Records from a data source:
= = = = =
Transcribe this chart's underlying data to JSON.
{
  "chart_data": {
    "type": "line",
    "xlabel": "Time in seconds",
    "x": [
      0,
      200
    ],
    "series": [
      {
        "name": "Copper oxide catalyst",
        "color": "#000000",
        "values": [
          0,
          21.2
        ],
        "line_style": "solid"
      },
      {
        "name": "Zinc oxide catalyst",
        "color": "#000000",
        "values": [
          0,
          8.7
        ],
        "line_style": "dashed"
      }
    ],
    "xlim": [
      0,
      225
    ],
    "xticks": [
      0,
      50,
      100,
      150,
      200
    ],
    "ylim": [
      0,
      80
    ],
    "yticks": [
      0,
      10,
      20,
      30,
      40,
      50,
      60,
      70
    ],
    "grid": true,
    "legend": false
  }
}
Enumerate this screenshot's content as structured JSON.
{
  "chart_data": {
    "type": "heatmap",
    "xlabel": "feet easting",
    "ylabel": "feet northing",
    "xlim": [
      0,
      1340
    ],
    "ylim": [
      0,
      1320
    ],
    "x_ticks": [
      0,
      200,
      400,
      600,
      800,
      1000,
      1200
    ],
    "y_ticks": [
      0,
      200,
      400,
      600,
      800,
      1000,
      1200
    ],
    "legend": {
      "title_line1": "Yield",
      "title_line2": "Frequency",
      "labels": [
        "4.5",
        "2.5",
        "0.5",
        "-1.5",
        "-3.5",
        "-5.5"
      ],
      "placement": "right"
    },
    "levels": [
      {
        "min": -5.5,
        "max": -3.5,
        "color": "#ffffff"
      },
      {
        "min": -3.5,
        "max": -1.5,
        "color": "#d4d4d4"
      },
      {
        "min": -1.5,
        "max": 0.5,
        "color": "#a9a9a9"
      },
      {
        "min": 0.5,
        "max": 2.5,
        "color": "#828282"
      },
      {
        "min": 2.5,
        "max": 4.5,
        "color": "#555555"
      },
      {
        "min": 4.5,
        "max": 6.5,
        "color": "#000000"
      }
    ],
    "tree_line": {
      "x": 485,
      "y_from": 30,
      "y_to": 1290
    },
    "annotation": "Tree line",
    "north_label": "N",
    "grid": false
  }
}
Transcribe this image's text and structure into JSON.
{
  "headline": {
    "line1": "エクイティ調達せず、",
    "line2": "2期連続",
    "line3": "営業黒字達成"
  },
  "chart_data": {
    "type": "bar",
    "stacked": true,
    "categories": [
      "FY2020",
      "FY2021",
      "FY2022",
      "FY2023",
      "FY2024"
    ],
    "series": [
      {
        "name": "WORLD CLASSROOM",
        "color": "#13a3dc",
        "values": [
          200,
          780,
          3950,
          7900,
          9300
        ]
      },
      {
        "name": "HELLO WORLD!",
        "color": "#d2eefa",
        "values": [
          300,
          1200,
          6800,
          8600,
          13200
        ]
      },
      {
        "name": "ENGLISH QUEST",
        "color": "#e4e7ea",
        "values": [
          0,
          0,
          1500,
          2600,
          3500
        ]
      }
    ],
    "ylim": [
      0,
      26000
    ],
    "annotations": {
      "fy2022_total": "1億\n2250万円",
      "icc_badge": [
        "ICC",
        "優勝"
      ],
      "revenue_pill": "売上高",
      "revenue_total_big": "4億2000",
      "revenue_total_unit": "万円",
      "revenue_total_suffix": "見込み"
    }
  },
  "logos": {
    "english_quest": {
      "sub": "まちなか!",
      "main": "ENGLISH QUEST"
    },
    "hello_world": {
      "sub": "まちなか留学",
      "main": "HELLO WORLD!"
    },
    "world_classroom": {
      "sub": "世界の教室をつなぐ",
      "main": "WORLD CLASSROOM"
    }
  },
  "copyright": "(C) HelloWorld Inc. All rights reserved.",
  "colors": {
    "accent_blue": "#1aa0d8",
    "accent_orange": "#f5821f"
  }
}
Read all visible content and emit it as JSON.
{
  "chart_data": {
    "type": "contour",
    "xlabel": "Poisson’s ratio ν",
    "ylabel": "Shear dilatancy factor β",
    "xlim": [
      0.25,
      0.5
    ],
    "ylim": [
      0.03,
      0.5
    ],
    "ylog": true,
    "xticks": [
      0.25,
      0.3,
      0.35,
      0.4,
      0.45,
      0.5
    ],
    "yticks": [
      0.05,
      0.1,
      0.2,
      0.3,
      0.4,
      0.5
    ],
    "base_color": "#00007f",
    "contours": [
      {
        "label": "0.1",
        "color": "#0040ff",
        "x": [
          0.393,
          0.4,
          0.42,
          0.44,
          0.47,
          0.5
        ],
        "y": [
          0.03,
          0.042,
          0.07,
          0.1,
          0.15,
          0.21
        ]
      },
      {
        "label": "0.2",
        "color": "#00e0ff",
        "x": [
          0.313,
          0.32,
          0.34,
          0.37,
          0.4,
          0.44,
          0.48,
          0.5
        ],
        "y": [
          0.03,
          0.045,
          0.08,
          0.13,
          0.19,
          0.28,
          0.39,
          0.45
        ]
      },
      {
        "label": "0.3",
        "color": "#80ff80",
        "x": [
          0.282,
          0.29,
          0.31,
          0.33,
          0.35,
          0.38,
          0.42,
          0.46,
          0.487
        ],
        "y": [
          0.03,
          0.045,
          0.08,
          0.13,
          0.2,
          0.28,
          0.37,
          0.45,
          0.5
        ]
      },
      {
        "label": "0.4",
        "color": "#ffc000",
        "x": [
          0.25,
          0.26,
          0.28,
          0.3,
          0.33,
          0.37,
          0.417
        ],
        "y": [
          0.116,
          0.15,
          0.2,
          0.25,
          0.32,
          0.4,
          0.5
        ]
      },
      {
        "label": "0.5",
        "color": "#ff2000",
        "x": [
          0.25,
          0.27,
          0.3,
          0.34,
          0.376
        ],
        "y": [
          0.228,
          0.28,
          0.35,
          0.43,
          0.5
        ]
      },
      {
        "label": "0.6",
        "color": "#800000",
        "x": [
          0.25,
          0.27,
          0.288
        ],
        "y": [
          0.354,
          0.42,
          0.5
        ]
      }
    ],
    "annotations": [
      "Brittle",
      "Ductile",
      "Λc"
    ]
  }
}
= = = = =
Your task is to report how many lines of the material include the string "name". Give the number and no other words.

5